• _Supplied entries_
== == ==

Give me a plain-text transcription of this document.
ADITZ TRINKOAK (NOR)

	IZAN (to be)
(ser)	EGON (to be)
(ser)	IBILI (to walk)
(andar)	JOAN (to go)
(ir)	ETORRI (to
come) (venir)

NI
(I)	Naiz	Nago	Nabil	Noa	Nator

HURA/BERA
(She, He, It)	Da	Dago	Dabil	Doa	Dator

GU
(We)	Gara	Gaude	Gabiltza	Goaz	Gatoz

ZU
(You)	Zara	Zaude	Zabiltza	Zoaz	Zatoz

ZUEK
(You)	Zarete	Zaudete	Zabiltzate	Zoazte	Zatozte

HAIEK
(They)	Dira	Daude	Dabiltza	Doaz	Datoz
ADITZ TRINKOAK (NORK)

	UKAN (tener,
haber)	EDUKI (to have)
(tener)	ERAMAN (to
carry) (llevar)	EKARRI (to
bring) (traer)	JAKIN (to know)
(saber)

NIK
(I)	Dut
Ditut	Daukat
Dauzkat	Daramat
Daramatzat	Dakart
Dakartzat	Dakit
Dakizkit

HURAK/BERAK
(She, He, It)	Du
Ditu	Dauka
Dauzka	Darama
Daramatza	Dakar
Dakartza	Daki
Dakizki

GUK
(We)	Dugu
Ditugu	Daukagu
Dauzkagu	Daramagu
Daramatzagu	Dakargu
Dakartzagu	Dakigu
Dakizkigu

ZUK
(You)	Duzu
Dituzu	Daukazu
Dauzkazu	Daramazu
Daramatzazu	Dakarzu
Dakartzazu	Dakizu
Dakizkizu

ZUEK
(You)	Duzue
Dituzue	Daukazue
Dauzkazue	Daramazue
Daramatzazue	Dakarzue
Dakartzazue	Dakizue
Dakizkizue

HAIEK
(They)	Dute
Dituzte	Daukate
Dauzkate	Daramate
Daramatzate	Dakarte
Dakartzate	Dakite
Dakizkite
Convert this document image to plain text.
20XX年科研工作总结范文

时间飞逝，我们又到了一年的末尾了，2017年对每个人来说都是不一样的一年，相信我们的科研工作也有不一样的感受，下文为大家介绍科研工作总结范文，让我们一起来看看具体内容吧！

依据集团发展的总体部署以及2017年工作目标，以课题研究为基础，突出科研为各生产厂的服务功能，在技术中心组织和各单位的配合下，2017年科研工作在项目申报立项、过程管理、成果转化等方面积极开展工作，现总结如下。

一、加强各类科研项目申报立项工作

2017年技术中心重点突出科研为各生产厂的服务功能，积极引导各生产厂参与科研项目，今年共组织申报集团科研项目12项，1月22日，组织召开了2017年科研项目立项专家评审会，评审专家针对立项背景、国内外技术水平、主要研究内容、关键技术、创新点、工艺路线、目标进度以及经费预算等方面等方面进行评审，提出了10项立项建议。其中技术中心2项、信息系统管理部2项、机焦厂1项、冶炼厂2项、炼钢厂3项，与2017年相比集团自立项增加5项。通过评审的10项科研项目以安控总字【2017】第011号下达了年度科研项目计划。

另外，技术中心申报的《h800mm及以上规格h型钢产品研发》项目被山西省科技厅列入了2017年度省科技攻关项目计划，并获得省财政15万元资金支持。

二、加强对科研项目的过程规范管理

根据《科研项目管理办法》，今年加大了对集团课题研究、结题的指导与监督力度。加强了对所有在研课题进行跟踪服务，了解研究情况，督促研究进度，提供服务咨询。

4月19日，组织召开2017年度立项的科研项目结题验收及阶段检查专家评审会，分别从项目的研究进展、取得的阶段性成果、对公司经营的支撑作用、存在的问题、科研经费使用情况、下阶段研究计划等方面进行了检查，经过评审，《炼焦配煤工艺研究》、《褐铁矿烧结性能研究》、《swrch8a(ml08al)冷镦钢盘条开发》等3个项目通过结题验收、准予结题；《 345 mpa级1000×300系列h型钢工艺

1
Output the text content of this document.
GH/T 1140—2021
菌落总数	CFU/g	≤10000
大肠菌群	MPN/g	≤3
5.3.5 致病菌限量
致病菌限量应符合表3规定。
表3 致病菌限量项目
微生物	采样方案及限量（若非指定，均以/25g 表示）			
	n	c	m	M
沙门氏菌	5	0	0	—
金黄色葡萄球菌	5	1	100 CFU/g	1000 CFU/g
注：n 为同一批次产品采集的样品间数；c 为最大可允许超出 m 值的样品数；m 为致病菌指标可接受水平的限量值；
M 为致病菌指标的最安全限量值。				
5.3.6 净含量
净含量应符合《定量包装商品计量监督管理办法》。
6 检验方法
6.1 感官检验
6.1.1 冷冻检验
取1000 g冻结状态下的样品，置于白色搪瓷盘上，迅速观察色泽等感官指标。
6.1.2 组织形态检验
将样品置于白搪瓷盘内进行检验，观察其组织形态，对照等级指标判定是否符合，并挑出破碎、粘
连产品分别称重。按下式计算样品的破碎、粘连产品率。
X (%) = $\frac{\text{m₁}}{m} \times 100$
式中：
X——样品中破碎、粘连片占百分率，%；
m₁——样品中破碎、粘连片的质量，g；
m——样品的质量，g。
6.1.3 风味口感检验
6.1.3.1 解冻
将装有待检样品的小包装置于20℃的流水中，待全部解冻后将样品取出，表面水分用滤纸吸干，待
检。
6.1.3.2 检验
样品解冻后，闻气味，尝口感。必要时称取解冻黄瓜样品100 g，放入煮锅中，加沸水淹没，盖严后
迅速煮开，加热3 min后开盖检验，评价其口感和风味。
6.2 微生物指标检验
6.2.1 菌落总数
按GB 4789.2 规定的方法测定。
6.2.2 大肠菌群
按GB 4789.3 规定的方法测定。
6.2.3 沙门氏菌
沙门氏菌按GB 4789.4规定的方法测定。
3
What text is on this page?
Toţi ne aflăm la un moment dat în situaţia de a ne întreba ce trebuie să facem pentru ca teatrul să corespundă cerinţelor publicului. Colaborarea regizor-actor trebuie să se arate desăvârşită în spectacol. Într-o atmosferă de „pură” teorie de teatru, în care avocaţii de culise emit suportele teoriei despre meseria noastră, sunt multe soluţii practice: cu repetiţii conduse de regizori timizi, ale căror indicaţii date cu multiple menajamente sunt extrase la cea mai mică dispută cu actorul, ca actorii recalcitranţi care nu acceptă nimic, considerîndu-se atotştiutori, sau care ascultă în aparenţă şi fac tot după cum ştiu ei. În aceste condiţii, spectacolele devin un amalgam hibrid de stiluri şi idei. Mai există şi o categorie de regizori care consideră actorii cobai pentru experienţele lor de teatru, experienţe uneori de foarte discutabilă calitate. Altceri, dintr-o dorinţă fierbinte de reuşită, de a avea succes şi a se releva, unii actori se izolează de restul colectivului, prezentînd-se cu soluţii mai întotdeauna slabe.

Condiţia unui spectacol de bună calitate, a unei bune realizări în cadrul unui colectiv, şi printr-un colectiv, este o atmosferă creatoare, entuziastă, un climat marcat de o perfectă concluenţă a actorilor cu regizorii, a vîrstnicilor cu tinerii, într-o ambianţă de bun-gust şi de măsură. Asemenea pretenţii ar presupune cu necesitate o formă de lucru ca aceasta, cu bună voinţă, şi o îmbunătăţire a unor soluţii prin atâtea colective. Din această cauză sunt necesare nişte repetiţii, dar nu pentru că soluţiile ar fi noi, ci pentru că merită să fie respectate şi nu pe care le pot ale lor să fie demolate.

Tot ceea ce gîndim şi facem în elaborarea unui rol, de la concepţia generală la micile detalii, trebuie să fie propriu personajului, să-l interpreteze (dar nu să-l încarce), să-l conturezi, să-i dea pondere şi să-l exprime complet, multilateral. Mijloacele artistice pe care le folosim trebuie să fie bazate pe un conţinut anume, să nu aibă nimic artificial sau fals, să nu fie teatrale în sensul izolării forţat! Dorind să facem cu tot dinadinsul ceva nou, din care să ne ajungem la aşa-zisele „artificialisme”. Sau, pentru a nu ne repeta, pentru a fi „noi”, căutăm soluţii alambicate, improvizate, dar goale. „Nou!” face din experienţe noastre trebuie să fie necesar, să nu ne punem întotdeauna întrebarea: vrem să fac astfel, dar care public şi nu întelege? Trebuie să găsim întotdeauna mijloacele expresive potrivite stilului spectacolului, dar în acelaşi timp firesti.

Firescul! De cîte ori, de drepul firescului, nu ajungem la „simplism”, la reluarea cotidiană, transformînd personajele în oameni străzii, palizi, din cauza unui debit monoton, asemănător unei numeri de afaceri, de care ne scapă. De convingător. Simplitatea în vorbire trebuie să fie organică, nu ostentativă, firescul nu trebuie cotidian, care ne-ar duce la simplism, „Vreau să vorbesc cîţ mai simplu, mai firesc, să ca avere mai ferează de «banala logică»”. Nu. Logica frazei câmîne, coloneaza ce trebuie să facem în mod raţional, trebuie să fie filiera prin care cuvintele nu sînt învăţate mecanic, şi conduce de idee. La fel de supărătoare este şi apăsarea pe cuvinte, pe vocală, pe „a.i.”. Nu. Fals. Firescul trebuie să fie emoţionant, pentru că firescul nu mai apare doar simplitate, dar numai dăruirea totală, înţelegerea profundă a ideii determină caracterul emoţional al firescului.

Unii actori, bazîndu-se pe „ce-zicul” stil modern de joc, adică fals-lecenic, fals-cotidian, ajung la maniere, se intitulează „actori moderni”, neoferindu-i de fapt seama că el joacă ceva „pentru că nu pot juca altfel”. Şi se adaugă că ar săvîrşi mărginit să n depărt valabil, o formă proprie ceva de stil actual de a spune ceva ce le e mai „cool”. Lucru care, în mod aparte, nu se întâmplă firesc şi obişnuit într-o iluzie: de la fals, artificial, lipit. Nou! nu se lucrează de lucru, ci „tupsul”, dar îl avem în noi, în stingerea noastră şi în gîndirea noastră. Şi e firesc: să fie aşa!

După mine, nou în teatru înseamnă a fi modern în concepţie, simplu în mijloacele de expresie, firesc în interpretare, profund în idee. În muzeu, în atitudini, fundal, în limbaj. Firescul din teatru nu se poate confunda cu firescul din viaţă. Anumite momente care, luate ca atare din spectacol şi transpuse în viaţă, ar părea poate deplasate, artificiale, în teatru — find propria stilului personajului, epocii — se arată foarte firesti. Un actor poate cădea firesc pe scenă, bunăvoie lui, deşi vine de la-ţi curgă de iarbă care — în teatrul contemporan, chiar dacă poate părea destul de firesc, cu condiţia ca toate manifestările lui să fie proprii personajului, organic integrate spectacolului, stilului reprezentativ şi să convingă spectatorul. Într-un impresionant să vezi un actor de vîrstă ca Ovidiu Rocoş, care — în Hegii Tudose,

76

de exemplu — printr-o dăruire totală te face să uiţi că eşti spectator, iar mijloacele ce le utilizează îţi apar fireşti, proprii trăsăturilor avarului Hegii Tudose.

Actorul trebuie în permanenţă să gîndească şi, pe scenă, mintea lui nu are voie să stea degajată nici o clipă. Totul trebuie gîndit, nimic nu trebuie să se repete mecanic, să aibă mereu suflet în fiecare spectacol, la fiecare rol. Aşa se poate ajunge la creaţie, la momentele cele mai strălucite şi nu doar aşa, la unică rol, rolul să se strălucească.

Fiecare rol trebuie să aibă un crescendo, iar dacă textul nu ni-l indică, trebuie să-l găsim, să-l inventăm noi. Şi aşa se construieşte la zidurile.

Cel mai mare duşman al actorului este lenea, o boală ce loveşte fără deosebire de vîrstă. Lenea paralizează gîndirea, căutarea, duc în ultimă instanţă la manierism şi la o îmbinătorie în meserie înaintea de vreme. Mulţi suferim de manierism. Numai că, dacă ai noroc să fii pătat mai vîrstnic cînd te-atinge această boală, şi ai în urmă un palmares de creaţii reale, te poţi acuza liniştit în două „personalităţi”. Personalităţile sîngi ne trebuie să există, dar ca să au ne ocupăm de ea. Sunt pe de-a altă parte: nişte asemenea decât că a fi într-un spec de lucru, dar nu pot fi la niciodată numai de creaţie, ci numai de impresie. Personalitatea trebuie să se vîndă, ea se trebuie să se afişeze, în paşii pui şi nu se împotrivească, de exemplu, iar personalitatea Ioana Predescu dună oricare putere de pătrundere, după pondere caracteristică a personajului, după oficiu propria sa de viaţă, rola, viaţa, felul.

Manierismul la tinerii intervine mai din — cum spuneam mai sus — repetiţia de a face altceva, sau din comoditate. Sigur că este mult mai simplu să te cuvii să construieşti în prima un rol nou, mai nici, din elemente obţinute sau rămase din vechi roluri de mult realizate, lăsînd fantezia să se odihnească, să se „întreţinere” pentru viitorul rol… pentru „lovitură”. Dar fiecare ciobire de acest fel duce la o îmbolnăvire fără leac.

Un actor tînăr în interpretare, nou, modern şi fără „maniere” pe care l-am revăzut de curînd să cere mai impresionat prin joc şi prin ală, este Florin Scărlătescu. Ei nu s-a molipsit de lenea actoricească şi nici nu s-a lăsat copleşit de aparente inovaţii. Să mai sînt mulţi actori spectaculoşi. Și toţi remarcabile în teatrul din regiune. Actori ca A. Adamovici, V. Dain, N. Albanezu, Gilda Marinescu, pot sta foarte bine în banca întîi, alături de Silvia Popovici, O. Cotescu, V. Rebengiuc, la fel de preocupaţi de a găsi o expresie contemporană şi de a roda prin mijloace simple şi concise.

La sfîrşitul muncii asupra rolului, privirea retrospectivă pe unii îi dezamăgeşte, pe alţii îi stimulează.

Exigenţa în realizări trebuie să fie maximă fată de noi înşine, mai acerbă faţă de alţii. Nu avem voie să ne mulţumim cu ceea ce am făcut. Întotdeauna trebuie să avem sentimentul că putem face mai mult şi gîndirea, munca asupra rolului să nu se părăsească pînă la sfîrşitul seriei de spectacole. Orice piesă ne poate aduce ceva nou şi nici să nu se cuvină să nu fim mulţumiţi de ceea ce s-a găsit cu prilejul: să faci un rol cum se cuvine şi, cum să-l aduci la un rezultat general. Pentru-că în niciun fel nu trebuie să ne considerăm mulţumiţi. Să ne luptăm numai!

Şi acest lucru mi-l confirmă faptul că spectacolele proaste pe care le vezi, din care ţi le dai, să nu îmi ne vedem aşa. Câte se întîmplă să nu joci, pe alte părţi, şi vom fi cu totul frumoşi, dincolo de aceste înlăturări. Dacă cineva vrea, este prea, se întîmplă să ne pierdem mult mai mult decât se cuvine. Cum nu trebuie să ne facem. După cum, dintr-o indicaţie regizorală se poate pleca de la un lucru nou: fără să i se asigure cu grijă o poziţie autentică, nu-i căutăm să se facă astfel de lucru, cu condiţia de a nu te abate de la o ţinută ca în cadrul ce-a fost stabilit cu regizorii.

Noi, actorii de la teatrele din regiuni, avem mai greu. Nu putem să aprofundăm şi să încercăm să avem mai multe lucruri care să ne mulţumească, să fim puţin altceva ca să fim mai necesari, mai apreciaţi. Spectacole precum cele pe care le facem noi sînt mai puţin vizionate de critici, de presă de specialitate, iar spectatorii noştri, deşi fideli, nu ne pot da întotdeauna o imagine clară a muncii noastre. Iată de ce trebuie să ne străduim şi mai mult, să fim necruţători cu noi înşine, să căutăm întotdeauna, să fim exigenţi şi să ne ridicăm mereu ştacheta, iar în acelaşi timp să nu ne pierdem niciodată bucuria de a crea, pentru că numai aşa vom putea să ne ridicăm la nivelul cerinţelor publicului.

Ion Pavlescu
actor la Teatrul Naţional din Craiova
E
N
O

== == ==

• _Problem details_
Write out every line of the listing that holds the word "găsim".

• _Solution for this exercise_
Tot ceea ce gîndim şi facem în elaborarea unui rol, de la concepţia generală la micile detalii, trebuie să fie propriu personajului, să-l interpreteze (dar nu să-l încarce), să-l conturezi, să-i dea pondere şi să-l exprime complet, multilateral. Mijloacele artistice pe care le folosim trebuie să fie bazate pe un conţinut anume, să nu aibă nimic artificial sau fals, să nu fie teatrale în sensul izolării forţat! Dorind să facem cu tot dinadinsul ceva nou, din care să ne ajungem la aşa-zisele „artificialisme”. Sau, pentru a nu ne repeta, pentru a fi „noi”, căutăm soluţii alambicate, improvizate, dar goale. „Nou!” face din experienţe noastre trebuie să fie necesar, să nu ne punem întotdeauna întrebarea: vrem să fac astfel, dar care public şi nu întelege? Trebuie să găsim întotdeauna mijloacele expresive potrivite stilului spectacolului, dar în acelaşi timp firesti.
Fiecare rol trebuie să aibă un crescendo, iar dacă textul nu ni-l indică, trebuie să-l găsim, să-l inventăm noi. Şi aşa se construieşte la zidurile.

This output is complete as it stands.